[Recorded data]
________________________________________
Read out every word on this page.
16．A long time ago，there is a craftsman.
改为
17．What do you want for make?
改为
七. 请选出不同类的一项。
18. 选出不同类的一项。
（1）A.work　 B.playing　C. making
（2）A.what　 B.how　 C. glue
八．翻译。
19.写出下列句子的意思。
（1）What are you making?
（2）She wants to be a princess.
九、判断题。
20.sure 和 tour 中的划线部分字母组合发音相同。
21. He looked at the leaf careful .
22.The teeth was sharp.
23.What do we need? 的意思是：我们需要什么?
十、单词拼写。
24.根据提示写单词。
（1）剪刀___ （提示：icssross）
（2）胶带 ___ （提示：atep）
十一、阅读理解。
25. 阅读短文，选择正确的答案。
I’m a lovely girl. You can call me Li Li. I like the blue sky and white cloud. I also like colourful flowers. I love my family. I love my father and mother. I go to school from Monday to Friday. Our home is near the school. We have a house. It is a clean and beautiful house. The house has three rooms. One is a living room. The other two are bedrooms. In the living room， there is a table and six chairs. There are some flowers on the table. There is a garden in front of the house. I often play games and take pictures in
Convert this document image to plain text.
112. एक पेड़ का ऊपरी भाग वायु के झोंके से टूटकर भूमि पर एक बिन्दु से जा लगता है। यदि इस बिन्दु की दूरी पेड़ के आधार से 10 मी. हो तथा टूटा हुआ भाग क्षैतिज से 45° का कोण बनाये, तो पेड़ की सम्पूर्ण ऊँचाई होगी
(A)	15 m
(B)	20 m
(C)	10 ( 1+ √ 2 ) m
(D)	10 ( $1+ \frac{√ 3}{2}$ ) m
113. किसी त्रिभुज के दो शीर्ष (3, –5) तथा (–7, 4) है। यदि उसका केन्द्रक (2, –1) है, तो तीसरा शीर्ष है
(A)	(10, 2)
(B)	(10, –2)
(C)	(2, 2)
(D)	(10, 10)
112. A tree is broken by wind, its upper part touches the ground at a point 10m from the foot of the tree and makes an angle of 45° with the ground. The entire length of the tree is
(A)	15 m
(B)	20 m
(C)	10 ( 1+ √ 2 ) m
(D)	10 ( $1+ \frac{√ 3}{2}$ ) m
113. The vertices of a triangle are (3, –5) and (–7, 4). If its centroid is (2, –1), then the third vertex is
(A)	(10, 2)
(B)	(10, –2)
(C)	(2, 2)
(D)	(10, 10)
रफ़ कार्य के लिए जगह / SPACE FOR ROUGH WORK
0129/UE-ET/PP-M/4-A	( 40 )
________________________________________
**Do this**
Nothing should be left out: return all of the records exactly.

**Solution to this task**
Read out every word on this page.
16．A long time ago，there is a craftsman.
改为
17．What do you want for make?
改为
七. 请选出不同类的一项。
18. 选出不同类的一项。
（1）A.work　 B.playing　C. making
（2）A.what　 B.how　 C. glue
八．翻译。
19.写出下列句子的意思。
（1）What are you making?
（2）She wants to be a princess.
九、判断题。
20.sure 和 tour 中的划线部分字母组合发音相同。
21. He looked at the leaf careful .
22.The teeth was sharp.
23.What do we need? 的意思是：我们需要什么?
十、单词拼写。
24.根据提示写单词。
（1）剪刀___ （提示：icssross）
（2）胶带 ___ （提示：atep）
十一、阅读理解。
25. 阅读短文，选择正确的答案。
I’m a lovely girl. You can call me Li Li. I like the blue sky and white cloud. I also like colourful flowers. I love my family. I love my father and mother. I go to school from Monday to Friday. Our home is near the school. We have a house. It is a clean and beautiful house. The house has three rooms. One is a living room. The other two are bedrooms. In the living room， there is a table and six chairs. There are some flowers on the table. There is a garden in front of the house. I often play games and take pictures in
Convert this document image to plain text.
112. एक पेड़ का ऊपरी भाग वायु के झोंके से टूटकर भूमि पर एक बिन्दु से जा लगता है। यदि इस बिन्दु की दूरी पेड़ के आधार से 10 मी. हो तथा टूटा हुआ भाग क्षैतिज से 45° का कोण बनाये, तो पेड़ की सम्पूर्ण ऊँचाई होगी
(A)	15 m
(B)	20 m
(C)	10 ( 1+ √ 2 ) m
(D)	10 ( $1+ \frac{√ 3}{2}$ ) m
113. किसी त्रिभुज के दो शीर्ष (3, –5) तथा (–7, 4) है। यदि उसका केन्द्रक (2, –1) है, तो तीसरा शीर्ष है
(A)	(10, 2)
(B)	(10, –2)
(C)	(2, 2)
(D)	(10, 10)
112. A tree is broken by wind, its upper part touches the ground at a point 10m from the foot of the tree and makes an angle of 45° with the ground. The entire length of the tree is
(A)	15 m
(B)	20 m
(C)	10 ( 1+ √ 2 ) m
(D)	10 ( $1+ \frac{√ 3}{2}$ ) m
113. The vertices of a triangle are (3, –5) and (–7, 4). If its centroid is (2, –1), then the third vertex is
(A)	(10, 2)
(B)	(10, –2)
(C)	(2, 2)
(D)	(10, 10)
रफ़ कार्य के लिए जगह / SPACE FOR ROUGH WORK
0129/UE-ET/PP-M/4-A	( 40 )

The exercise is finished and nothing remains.